_読解文_:
- - - -

高齢期のお金で何が問題か

 高齢期になってから、お金で不自由な思いをしたくない。誰でもそう思うのではないだろうか(筆者も、そう思う)。2019年に勃発した「老後2,000万円問題」は、人々のその思いによってあれほどに世間を賑わすことになったのだろう。

 もっとも、一口に「高齢期」と言っても範囲が広い。そして、段階によって主な課題が異なる。

 筆者は、高齢期のお金の問題を、年齢別に3段階に分けて説明する事が多い。図1は、それぞれの段階での課題を簡単にまとめたものだ。

図1

 45歳くらいからファースト・キャリアの仕事をリタイアする辺りまでの「高齢準備期」では、セカンド・キャリアの生活設計が重要だ。「60歳を過ぎるくらいから、自分はどんな仕事をして、いつまで働いて、いくらぐらい稼ぐのか」を具体的に考える必要がある。セカンド・キャリアの準備には大きく分けて「能力」と「顧客」の二つが必要であり、それなりに長い期間が必要だ。準備期間が短いと、「出来ること」の範囲が貧弱で小さなものになってしまう。

- - - -

_短い問題 1_:
高齢期のお金についての文章をもとに、次の問いに答えてください。
(a) 「老後2,000万円問題」が勃発したのは何年ですか。
(b) 筆者は高齢期のお金の問題を、年齢別にいくつの段階に分けて説明することが多いですか。
(c) セカンド・キャリアの準備に必要だとされている二つのものは何ですか。
_短い問題 2_: 高齢期のお金についての文章を、最後の文の後から書き継いでください。

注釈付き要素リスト
- - - -

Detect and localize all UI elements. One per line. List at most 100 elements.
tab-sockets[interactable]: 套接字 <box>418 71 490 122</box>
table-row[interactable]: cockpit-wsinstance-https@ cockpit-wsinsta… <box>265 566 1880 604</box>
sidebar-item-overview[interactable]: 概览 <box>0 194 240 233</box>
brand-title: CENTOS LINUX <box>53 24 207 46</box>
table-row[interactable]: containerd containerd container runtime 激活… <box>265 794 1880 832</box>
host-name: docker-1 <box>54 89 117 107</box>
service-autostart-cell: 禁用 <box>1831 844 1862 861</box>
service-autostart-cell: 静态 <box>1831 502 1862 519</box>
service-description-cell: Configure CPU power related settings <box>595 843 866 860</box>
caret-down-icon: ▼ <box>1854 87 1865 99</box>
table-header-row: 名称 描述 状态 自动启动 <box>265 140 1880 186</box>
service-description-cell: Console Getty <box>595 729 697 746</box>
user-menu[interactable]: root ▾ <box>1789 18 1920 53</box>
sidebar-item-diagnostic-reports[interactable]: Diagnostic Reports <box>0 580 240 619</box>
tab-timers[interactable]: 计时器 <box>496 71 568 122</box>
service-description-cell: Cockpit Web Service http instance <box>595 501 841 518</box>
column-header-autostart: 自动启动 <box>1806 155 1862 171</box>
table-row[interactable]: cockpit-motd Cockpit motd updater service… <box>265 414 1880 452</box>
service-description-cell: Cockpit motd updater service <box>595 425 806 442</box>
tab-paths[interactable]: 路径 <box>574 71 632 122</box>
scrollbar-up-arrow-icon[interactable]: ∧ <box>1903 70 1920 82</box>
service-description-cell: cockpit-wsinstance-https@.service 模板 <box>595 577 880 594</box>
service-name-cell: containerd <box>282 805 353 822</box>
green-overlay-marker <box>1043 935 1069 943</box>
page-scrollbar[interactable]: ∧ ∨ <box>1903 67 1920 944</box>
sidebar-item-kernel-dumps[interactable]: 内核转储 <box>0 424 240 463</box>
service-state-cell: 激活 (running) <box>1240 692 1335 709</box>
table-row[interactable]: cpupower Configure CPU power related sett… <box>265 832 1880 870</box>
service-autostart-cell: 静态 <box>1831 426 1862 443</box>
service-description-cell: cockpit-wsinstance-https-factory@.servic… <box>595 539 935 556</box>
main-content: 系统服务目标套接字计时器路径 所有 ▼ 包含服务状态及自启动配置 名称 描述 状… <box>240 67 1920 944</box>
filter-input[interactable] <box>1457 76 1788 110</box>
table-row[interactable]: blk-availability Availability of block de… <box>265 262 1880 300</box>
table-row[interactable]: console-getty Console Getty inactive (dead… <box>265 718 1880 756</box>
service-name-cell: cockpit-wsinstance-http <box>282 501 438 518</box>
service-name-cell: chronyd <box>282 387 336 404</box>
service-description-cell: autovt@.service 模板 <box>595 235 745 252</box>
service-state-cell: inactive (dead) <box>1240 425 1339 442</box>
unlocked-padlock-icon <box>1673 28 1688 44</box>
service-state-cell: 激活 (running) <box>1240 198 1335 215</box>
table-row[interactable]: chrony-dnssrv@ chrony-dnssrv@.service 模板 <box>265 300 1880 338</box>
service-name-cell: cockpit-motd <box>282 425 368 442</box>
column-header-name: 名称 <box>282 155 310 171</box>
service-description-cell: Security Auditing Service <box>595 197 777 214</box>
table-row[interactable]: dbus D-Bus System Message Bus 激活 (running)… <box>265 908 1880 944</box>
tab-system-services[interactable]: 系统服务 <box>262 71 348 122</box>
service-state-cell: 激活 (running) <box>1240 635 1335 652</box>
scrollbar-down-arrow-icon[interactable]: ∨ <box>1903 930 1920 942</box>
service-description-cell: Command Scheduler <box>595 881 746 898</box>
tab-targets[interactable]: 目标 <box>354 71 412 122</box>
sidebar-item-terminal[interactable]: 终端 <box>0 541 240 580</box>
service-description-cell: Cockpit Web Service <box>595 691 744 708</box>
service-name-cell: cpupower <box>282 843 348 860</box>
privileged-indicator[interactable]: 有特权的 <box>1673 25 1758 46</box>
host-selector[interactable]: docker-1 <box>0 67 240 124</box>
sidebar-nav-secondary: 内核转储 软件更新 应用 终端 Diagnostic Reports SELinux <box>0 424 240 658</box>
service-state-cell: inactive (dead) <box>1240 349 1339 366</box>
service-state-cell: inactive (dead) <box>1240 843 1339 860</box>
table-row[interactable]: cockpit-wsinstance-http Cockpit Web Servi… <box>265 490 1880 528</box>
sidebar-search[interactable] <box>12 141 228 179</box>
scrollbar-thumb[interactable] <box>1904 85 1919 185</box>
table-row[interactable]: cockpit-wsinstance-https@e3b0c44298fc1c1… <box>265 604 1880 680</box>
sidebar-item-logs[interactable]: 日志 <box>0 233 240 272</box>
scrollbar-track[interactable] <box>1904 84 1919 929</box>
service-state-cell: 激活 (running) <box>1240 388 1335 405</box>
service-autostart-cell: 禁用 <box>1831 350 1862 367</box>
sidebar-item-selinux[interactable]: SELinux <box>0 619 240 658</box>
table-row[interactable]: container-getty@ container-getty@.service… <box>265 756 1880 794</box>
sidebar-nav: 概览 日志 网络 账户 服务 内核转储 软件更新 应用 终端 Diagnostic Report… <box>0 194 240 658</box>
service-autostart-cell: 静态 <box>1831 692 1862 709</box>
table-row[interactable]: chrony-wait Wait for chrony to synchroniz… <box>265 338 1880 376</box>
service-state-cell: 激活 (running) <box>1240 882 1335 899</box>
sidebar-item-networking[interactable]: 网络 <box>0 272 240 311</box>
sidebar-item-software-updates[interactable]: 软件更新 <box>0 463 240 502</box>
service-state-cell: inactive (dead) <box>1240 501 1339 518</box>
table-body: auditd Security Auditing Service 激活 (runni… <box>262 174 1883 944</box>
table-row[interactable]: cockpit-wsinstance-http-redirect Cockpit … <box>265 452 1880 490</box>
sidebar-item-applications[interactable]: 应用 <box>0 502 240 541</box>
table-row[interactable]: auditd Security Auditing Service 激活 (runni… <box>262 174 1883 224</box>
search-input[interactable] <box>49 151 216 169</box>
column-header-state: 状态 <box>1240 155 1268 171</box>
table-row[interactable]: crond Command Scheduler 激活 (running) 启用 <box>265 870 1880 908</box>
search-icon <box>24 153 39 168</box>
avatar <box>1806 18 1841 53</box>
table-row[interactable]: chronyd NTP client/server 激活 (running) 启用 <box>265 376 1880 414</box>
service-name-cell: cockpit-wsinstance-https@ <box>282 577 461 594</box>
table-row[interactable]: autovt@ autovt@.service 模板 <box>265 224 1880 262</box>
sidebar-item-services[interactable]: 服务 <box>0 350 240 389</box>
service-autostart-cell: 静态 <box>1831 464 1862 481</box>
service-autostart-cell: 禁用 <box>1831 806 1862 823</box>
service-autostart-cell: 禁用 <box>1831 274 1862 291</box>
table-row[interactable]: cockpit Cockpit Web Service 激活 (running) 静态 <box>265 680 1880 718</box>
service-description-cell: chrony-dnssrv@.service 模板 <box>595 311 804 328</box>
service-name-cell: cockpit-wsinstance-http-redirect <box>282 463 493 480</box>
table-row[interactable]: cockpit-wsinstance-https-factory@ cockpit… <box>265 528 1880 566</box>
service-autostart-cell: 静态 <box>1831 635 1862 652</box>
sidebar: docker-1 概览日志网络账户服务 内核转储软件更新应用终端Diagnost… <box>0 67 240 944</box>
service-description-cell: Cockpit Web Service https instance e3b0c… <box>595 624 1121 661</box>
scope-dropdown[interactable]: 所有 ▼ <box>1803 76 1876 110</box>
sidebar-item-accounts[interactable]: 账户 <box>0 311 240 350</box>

- - - -

_作業結果 1_:
(a) 2019年です。
(b) 3段階です。
(c) 「能力」と「顧客」の二つです。

_作業結果 2_:
「高齢前期」は、ファースト・キャリアのリタイア後にあたり、自分でお金に関する判断が出来る時期だ。退職金を受け取るなど、生涯で一番お金を持っている時期になる場合もある。率直に言って、金融機関から見ると絶好の営業ターゲットである。

 この時期に持っているお金を正しく運用できるか否かで、生涯に使えるお金(又は相続するお金)に大きな差が付く。適切な運用を行い、何よりも余計な手数料を金融機関に支払わないことが大事なのだが、現実には簡単でない。

「高齢後期」は個人差があるが75歳、80歳くらいから後の最晩年の時期だ。この時期の大きな問題は、自分自身が認知症になるリスクに備えることだ。

 例えば認知症の症状が進んでしまって、取引している金融機関から「後見人を付けて頂かないと、今後の取引が出来ません」と言われた場合、家庭裁判所に後見人の選任を申し立てると、子供が自分を推薦しても、弁護士や司法書士のような職業後見人が選任される場合が少なくない。そうなると、本人のお金を自由に使えなくなるだけでなく、毎月数万円(本人の資産額に応じて家庭裁判所が決める)の手数料を支払わなければならなくなる。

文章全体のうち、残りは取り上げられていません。